* _Given data_:
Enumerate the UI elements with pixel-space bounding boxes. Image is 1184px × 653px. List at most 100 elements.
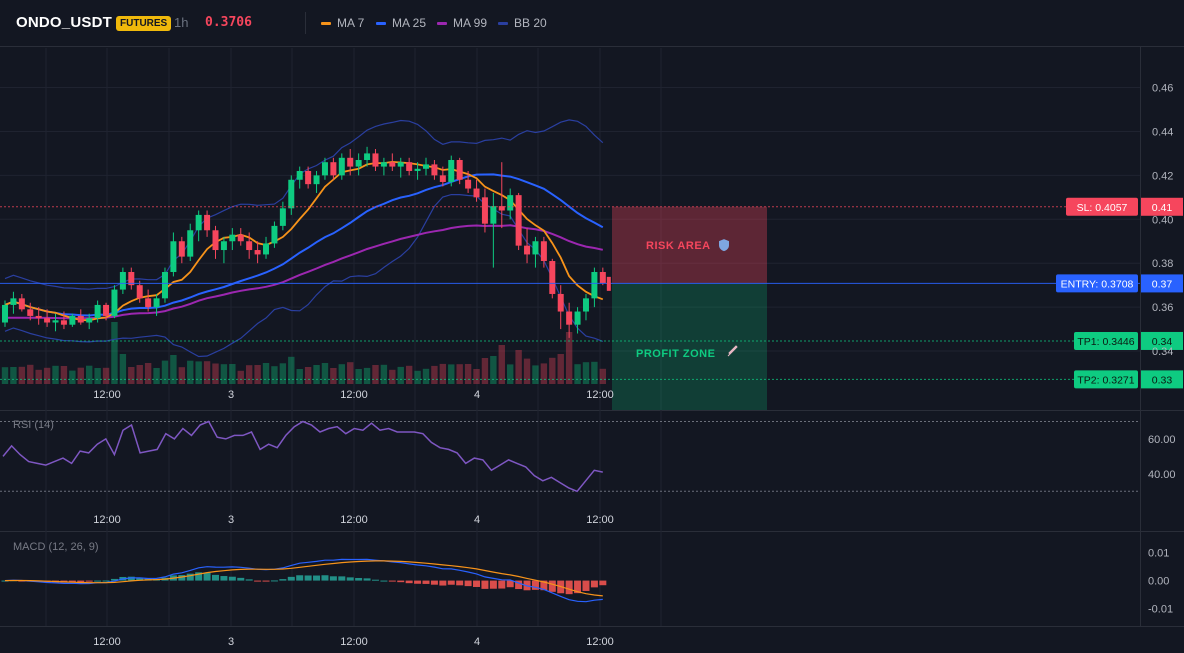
candle[interactable] (330, 157, 337, 180)
candle[interactable] (498, 162, 505, 229)
macd-histogram-bar (254, 580, 262, 582)
candle[interactable] (220, 236, 227, 264)
candle[interactable] (591, 267, 598, 308)
candle[interactable] (431, 160, 438, 180)
candle-body (389, 162, 396, 167)
candle[interactable] (77, 309, 84, 325)
candle[interactable] (574, 307, 581, 334)
candle[interactable] (86, 313, 93, 330)
candle[interactable] (119, 267, 126, 294)
candle[interactable] (145, 289, 152, 312)
candle[interactable] (507, 188, 514, 220)
candles[interactable] (2, 146, 606, 338)
candle[interactable] (423, 157, 429, 176)
candle-body (296, 170, 303, 180)
candle[interactable] (372, 149, 379, 171)
candle[interactable] (296, 166, 303, 189)
legend-ma25[interactable]: MA 25 (376, 16, 426, 30)
candle[interactable] (10, 291, 17, 314)
candle[interactable] (279, 201, 286, 231)
candle[interactable] (18, 293, 25, 312)
time-tick-label: 12:00 (340, 389, 368, 401)
volume-bar (422, 368, 430, 384)
candle[interactable] (52, 313, 59, 332)
candle[interactable] (549, 258, 556, 299)
timeframe-label[interactable]: 1h (174, 15, 189, 30)
candle-body (263, 243, 270, 255)
candle[interactable] (338, 153, 345, 180)
candle[interactable] (136, 280, 143, 303)
candle[interactable] (212, 225, 219, 259)
price-tick-label: 0.34 (1152, 346, 1173, 358)
candle[interactable] (532, 236, 539, 268)
candle[interactable] (313, 170, 320, 193)
candle[interactable] (481, 188, 488, 233)
candle[interactable] (161, 267, 168, 303)
candle[interactable] (524, 228, 531, 264)
candle-body (397, 162, 404, 167)
candle[interactable] (439, 166, 446, 187)
candle[interactable] (465, 170, 472, 193)
legend-bb20[interactable]: BB 20 (498, 16, 547, 30)
candle[interactable] (582, 293, 589, 321)
macd-histogram-bar (178, 575, 186, 581)
candle[interactable] (364, 146, 371, 167)
candle[interactable] (566, 302, 573, 338)
candle[interactable] (195, 210, 202, 242)
candle[interactable] (414, 162, 421, 180)
candle[interactable] (263, 236, 270, 259)
candle-body (364, 153, 371, 160)
candle[interactable] (557, 285, 564, 330)
candle[interactable] (599, 267, 606, 286)
last-price: 0.3706 (205, 15, 252, 30)
candle[interactable] (355, 153, 362, 176)
candle[interactable] (229, 228, 236, 251)
candle[interactable] (103, 302, 110, 321)
candle[interactable] (473, 179, 480, 202)
candle[interactable] (389, 153, 396, 171)
candle[interactable] (397, 157, 404, 178)
volume-bar (187, 360, 194, 384)
candle[interactable] (35, 307, 42, 325)
legend-ma7[interactable]: MA 7 (321, 16, 364, 30)
candle[interactable] (347, 149, 354, 176)
candle[interactable] (204, 210, 211, 237)
candle[interactable] (540, 236, 547, 268)
bb-upper-line (4, 119, 604, 290)
candle[interactable] (60, 311, 67, 330)
candle[interactable] (94, 300, 101, 323)
candle[interactable] (170, 232, 177, 277)
candle[interactable] (111, 285, 118, 319)
candle[interactable] (44, 309, 51, 327)
volume-bar (380, 364, 388, 384)
candle[interactable] (305, 166, 312, 189)
candle[interactable] (2, 300, 8, 327)
candle[interactable] (515, 192, 522, 251)
candle-body (439, 175, 446, 182)
candle[interactable] (456, 157, 463, 185)
candle[interactable] (380, 157, 387, 176)
candle[interactable] (178, 236, 185, 264)
candle[interactable] (254, 241, 261, 264)
candle-body (330, 162, 337, 176)
candle[interactable] (271, 221, 278, 248)
candle[interactable] (288, 175, 295, 215)
candle[interactable] (153, 293, 160, 316)
volume-bar (170, 355, 177, 384)
candle[interactable] (246, 232, 253, 259)
candle[interactable] (27, 302, 34, 321)
candle[interactable] (321, 157, 328, 180)
symbol-name[interactable]: ONDO_USDT (16, 14, 112, 31)
candle[interactable] (237, 228, 244, 246)
candle[interactable] (448, 155, 455, 187)
candle[interactable] (69, 313, 76, 327)
legend-ma99[interactable]: MA 99 (437, 16, 487, 30)
candle[interactable] (490, 192, 497, 268)
candle[interactable] (187, 223, 194, 262)
candle[interactable] (406, 157, 413, 176)
macd-histogram-bar (574, 580, 582, 594)
level-label-box (1056, 274, 1138, 293)
candle[interactable] (128, 267, 135, 290)
volume-bar (313, 365, 320, 384)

* _What you have to do_: Please reproduce the material above word for word, leaving out the pictures.

* _Exercise solution_:
Enumerate the UI elements with pixel-space bounding boxes. Image is 1184px × 653px. List at most 100 elements.
candle[interactable] (330, 157, 337, 180)
candle[interactable] (498, 162, 505, 229)
macd-histogram-bar (254, 580, 262, 582)
candle[interactable] (220, 236, 227, 264)
candle[interactable] (591, 267, 598, 308)
candle[interactable] (431, 160, 438, 180)
candle-body (389, 162, 396, 167)
candle[interactable] (77, 309, 84, 325)
candle[interactable] (574, 307, 581, 334)
candle[interactable] (86, 313, 93, 330)
candle[interactable] (119, 267, 126, 294)
candle[interactable] (145, 289, 152, 312)
candle[interactable] (507, 188, 514, 220)
candles[interactable] (2, 146, 606, 338)
candle[interactable] (423, 157, 429, 176)
candle-body (296, 170, 303, 180)
candle[interactable] (372, 149, 379, 171)
candle[interactable] (296, 166, 303, 189)
legend-ma25[interactable]: MA 25 (376, 16, 426, 30)
candle[interactable] (10, 291, 17, 314)
candle[interactable] (279, 201, 286, 231)
candle[interactable] (18, 293, 25, 312)
time-tick-label: 12:00 (340, 389, 368, 401)
volume-bar (422, 368, 430, 384)
candle[interactable] (52, 313, 59, 332)
candle[interactable] (549, 258, 556, 299)
timeframe-label[interactable]: 1h (174, 15, 189, 30)
candle-body (263, 243, 270, 255)
candle[interactable] (338, 153, 345, 180)
candle[interactable] (136, 280, 143, 303)
candle[interactable] (212, 225, 219, 259)
price-tick-label: 0.34 (1152, 346, 1173, 358)
candle[interactable] (532, 236, 539, 268)
candle[interactable] (313, 170, 320, 193)
candle[interactable] (481, 188, 488, 233)
candle[interactable] (161, 267, 168, 303)
candle[interactable] (524, 228, 531, 264)
candle-body (397, 162, 404, 167)
candle[interactable] (439, 166, 446, 187)
candle[interactable] (465, 170, 472, 193)
legend-bb20[interactable]: BB 20 (498, 16, 547, 30)
candle[interactable] (582, 293, 589, 321)
macd-histogram-bar (178, 575, 186, 581)
candle[interactable] (364, 146, 371, 167)
candle[interactable] (566, 302, 573, 338)
candle[interactable] (195, 210, 202, 242)
candle[interactable] (414, 162, 421, 180)
candle[interactable] (263, 236, 270, 259)
candle-body (364, 153, 371, 160)
candle[interactable] (557, 285, 564, 330)
candle[interactable] (599, 267, 606, 286)
last-price: 0.3706 (205, 15, 252, 30)
candle[interactable] (355, 153, 362, 176)
candle[interactable] (229, 228, 236, 251)
candle[interactable] (103, 302, 110, 321)
candle[interactable] (473, 179, 480, 202)
candle[interactable] (389, 153, 396, 171)
candle[interactable] (397, 157, 404, 178)
volume-bar (187, 360, 194, 384)
candle[interactable] (35, 307, 42, 325)
legend-ma7[interactable]: MA 7 (321, 16, 364, 30)
candle[interactable] (347, 149, 354, 176)
candle[interactable] (204, 210, 211, 237)
candle[interactable] (540, 236, 547, 268)
bb-upper-line (4, 119, 604, 290)
candle[interactable] (60, 311, 67, 330)
candle[interactable] (94, 300, 101, 323)
candle[interactable] (170, 232, 177, 277)
candle[interactable] (111, 285, 118, 319)
candle[interactable] (44, 309, 51, 327)
volume-bar (380, 364, 388, 384)
candle[interactable] (305, 166, 312, 189)
candle[interactable] (2, 300, 8, 327)
candle[interactable] (515, 192, 522, 251)
candle-body (439, 175, 446, 182)
candle[interactable] (456, 157, 463, 185)
candle[interactable] (380, 157, 387, 176)
candle[interactable] (178, 236, 185, 264)
candle[interactable] (254, 241, 261, 264)
candle-body (330, 162, 337, 176)
candle[interactable] (271, 221, 278, 248)
candle[interactable] (288, 175, 295, 215)
candle[interactable] (153, 293, 160, 316)
volume-bar (170, 355, 177, 384)
candle[interactable] (246, 232, 253, 259)
candle[interactable] (27, 302, 34, 321)
candle[interactable] (321, 157, 328, 180)
symbol-name[interactable]: ONDO_USDT (16, 14, 112, 31)
candle[interactable] (237, 228, 244, 246)
candle[interactable] (448, 155, 455, 187)
candle[interactable] (69, 313, 76, 327)
legend-ma99[interactable]: MA 99 (437, 16, 487, 30)
candle[interactable] (490, 192, 497, 268)
candle[interactable] (187, 223, 194, 262)
candle[interactable] (406, 157, 413, 176)
macd-histogram-bar (574, 580, 582, 594)
level-label-box (1056, 274, 1138, 293)
candle[interactable] (128, 267, 135, 290)
volume-bar (313, 365, 320, 384)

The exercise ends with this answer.